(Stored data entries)
= = = = =

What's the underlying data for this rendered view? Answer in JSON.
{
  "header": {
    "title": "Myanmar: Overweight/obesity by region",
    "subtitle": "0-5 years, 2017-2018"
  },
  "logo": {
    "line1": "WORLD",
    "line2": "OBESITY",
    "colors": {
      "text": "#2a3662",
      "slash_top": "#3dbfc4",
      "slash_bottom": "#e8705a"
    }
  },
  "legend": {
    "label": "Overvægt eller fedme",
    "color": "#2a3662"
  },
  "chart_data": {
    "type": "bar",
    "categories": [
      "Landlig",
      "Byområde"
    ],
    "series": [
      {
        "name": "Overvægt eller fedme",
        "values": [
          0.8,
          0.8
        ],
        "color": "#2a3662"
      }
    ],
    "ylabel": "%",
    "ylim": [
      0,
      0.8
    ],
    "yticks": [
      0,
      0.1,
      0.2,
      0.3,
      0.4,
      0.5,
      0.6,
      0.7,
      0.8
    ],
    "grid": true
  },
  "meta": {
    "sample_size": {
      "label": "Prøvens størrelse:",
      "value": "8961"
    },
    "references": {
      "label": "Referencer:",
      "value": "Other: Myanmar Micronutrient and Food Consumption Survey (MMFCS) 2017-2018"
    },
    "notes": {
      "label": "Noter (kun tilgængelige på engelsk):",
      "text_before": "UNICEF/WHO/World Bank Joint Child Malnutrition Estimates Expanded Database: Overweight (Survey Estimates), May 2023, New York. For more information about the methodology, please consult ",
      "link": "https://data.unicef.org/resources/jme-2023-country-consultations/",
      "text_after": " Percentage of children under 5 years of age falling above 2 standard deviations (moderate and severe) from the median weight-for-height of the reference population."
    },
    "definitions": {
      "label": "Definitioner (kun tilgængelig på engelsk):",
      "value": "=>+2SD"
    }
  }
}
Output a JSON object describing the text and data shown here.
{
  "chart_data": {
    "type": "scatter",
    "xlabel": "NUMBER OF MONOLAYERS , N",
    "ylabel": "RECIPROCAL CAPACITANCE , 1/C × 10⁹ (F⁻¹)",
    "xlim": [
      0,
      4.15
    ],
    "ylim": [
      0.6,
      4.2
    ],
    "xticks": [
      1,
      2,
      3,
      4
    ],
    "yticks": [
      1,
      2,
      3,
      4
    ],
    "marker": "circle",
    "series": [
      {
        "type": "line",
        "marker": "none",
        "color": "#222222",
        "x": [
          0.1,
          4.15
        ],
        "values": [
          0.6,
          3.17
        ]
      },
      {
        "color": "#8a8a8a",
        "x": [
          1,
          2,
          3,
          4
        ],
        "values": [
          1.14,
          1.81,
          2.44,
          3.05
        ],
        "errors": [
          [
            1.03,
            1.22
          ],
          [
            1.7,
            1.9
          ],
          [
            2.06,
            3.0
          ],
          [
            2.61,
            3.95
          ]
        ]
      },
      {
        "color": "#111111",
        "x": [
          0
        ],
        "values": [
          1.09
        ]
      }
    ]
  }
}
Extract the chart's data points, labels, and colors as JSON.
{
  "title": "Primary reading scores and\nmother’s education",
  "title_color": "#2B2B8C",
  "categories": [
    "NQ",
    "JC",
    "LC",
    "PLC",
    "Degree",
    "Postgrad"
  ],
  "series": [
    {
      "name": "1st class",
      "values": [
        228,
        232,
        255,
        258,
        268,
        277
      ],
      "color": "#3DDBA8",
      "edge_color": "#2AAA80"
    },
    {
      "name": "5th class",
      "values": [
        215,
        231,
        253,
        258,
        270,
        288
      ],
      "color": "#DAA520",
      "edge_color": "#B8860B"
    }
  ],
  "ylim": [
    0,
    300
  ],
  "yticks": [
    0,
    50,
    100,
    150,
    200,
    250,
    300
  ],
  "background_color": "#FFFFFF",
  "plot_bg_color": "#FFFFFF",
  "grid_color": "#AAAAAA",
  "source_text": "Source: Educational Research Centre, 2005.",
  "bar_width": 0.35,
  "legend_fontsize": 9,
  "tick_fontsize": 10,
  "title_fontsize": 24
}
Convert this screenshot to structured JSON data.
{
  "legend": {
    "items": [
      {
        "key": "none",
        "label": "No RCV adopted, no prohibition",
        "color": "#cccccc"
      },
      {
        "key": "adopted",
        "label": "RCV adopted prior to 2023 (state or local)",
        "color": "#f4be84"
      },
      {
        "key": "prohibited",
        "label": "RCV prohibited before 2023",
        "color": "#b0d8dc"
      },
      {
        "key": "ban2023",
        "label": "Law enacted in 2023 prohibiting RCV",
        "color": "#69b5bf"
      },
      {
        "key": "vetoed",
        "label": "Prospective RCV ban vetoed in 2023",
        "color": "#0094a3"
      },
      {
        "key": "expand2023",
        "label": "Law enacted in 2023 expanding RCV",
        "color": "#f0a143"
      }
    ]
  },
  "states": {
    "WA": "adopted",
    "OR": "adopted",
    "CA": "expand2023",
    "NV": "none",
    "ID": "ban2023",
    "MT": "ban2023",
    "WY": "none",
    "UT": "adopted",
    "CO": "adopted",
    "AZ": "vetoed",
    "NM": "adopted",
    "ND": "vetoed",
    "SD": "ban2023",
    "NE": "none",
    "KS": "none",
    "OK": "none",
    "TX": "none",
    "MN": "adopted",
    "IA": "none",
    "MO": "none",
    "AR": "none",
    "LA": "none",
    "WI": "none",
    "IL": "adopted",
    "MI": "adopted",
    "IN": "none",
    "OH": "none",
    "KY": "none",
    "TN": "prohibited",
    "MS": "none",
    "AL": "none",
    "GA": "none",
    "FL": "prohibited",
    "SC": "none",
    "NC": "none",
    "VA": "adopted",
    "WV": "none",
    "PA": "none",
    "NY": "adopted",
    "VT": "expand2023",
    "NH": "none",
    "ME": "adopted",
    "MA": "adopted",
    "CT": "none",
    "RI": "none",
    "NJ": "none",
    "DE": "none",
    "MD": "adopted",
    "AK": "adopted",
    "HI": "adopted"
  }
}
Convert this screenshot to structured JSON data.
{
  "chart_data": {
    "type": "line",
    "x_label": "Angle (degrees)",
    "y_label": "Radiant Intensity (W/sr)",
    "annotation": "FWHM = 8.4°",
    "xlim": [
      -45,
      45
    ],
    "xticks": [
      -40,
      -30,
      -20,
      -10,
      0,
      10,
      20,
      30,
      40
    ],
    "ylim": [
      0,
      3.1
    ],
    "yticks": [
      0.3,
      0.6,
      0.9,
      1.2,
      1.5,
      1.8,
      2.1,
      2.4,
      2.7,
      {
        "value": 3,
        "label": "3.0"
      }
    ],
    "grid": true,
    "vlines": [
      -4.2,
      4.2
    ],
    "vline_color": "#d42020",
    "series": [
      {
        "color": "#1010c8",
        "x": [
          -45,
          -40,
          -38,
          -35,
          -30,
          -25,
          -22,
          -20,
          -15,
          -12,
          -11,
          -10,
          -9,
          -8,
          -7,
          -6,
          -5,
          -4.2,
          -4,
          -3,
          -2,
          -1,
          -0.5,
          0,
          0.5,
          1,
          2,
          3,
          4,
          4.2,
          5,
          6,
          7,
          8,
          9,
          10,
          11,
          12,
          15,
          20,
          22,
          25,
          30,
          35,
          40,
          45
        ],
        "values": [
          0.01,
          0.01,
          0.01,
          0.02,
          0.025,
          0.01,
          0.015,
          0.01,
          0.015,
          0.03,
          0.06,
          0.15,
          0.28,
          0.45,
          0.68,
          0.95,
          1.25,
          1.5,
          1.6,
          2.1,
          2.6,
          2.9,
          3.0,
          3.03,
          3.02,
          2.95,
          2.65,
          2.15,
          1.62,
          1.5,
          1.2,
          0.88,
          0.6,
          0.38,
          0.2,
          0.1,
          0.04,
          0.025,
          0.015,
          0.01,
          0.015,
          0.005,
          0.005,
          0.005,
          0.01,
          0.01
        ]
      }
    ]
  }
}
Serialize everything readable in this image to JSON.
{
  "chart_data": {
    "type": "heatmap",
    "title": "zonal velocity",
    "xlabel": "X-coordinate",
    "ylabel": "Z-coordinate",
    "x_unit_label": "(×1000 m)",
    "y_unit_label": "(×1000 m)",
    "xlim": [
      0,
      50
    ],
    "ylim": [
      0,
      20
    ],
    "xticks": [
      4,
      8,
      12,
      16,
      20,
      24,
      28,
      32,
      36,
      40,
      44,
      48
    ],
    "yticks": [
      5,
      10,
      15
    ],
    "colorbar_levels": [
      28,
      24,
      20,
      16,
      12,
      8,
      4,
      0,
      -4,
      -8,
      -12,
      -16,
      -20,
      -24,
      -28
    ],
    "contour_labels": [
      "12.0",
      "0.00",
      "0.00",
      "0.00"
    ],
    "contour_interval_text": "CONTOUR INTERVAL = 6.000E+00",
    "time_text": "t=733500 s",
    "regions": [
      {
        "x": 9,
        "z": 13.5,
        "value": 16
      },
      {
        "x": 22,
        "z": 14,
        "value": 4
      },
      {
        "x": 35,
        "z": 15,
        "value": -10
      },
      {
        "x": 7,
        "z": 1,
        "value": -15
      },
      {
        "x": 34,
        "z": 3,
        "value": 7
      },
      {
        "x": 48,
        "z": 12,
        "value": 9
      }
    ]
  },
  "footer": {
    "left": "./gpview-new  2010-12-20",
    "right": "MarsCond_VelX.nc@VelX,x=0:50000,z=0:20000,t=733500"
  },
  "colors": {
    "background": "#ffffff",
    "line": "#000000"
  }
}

= = = = =

» **Required task**: Which lines hold the word "engelsk"? Copy each of them from the records.

» **The answer**:
      "label": "Noter (kun tilgængelige på engelsk):",
      "label": "Definitioner (kun tilgængelig på engelsk):",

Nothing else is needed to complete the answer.